§ Given instruction: Wherever the string "Water" appears in the listing, copy that line.

§ Provided information:

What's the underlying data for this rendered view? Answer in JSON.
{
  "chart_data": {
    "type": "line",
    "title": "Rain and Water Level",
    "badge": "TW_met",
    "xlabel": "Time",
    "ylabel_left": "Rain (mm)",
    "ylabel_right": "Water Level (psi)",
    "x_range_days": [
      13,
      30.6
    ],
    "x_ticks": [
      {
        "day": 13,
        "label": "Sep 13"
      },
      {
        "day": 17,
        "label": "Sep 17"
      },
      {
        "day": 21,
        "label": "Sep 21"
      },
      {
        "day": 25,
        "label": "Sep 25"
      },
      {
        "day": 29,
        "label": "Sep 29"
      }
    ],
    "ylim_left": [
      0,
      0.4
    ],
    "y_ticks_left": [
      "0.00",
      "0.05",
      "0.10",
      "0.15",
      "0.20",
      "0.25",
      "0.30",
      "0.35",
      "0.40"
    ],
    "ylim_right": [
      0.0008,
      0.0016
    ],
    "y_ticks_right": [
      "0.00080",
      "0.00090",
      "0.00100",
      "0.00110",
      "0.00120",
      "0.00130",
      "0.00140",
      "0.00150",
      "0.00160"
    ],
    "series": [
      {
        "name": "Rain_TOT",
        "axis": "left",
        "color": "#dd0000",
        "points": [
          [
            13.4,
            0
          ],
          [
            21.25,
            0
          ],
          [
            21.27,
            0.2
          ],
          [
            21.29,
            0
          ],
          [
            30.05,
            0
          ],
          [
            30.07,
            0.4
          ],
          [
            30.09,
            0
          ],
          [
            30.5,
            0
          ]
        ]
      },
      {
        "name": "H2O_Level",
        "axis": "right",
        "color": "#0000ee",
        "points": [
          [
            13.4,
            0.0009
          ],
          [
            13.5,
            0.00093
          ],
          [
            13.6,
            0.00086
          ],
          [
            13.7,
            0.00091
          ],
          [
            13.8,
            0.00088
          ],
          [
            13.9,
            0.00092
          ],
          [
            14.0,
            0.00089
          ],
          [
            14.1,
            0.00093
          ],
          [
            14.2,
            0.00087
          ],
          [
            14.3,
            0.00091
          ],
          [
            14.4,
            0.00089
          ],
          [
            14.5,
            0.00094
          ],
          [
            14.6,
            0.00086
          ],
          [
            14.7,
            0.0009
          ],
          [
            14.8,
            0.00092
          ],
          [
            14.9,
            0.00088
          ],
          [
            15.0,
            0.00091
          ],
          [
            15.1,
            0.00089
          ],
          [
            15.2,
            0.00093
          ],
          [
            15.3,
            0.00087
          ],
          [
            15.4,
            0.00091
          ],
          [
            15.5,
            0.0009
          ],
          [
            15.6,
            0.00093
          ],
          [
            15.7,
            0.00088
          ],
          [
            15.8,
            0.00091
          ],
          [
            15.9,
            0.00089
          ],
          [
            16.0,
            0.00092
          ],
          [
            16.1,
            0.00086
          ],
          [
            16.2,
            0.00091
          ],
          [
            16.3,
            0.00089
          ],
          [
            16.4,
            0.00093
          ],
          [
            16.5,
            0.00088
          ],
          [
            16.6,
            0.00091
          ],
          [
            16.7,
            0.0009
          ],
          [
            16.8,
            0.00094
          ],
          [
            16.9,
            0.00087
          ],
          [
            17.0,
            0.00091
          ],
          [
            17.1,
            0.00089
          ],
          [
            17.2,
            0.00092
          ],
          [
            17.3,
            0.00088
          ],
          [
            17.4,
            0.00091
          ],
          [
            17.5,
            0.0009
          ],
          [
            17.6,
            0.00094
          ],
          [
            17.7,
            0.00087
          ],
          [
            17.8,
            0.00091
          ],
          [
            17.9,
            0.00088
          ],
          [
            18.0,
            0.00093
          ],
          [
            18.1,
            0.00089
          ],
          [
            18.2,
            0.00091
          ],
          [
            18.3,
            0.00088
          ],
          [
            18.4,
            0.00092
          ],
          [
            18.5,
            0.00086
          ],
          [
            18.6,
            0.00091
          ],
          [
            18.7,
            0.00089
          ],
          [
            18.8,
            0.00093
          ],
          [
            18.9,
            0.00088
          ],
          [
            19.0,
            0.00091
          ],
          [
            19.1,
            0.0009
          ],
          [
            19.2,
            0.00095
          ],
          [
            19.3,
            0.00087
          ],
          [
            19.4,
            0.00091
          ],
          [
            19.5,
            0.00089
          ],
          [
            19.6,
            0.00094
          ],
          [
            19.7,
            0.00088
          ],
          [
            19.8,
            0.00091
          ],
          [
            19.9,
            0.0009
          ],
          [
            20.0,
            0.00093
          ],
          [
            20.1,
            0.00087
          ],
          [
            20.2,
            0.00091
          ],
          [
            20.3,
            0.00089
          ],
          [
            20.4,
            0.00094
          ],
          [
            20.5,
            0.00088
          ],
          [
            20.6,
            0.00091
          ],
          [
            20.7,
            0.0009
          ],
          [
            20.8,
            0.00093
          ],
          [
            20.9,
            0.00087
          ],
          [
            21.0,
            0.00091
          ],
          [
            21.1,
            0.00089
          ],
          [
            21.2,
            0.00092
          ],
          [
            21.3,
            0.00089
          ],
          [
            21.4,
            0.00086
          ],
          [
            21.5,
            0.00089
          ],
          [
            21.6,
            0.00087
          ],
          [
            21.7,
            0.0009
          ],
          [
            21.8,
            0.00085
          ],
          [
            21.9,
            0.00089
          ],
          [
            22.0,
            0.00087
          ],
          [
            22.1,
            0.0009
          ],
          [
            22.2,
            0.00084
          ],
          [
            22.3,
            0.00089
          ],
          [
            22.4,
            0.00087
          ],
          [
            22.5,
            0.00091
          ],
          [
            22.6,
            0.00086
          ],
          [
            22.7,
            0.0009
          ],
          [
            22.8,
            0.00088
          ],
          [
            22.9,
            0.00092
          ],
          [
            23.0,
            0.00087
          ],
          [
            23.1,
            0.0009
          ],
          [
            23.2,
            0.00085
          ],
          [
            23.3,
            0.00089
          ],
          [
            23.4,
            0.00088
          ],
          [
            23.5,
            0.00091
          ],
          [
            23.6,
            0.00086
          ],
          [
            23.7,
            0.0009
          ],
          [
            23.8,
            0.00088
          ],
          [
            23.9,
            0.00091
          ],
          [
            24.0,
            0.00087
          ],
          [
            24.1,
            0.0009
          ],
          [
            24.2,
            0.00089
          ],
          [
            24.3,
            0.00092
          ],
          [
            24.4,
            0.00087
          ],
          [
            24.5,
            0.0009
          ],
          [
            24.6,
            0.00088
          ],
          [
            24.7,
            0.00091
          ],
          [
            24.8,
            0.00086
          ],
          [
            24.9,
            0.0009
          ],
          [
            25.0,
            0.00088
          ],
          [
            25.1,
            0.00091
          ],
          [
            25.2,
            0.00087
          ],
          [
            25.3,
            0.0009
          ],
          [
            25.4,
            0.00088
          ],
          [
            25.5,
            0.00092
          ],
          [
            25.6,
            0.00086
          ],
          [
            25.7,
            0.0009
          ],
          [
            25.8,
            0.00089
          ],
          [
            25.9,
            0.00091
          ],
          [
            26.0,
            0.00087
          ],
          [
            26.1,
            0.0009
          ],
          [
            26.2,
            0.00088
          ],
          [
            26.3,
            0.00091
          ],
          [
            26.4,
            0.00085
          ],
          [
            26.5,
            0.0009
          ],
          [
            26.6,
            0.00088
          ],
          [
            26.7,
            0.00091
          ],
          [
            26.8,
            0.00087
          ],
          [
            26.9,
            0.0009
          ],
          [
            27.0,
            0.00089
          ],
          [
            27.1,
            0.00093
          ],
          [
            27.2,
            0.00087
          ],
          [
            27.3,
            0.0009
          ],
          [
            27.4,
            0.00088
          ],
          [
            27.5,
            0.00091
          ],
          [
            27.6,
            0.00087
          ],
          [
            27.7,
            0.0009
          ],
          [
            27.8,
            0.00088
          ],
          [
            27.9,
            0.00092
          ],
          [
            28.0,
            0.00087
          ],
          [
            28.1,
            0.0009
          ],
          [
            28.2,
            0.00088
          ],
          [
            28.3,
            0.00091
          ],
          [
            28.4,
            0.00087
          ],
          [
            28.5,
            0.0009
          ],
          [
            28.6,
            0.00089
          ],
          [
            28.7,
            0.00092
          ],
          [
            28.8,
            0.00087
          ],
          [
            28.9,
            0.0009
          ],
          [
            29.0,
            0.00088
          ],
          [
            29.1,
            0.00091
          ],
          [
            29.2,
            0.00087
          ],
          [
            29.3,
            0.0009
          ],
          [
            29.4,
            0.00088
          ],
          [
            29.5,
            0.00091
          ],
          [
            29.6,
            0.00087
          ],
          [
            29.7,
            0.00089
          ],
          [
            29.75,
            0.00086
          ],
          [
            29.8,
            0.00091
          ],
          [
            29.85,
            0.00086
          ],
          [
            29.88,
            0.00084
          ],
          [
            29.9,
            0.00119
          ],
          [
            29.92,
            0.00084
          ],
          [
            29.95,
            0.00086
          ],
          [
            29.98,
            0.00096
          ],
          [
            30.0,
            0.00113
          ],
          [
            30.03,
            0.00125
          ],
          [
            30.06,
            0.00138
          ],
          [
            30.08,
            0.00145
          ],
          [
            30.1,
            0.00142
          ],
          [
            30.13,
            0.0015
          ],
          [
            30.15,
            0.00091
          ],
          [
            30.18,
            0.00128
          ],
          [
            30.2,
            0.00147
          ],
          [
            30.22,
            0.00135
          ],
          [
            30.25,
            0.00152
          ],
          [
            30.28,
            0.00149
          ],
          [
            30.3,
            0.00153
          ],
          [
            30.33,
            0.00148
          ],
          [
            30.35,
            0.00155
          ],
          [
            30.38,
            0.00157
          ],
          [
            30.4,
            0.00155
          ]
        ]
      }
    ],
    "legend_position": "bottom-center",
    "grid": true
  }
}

§ Full solution:
    "title": "Rain and Water Level",
    "ylabel_right": "Water Level (psi)",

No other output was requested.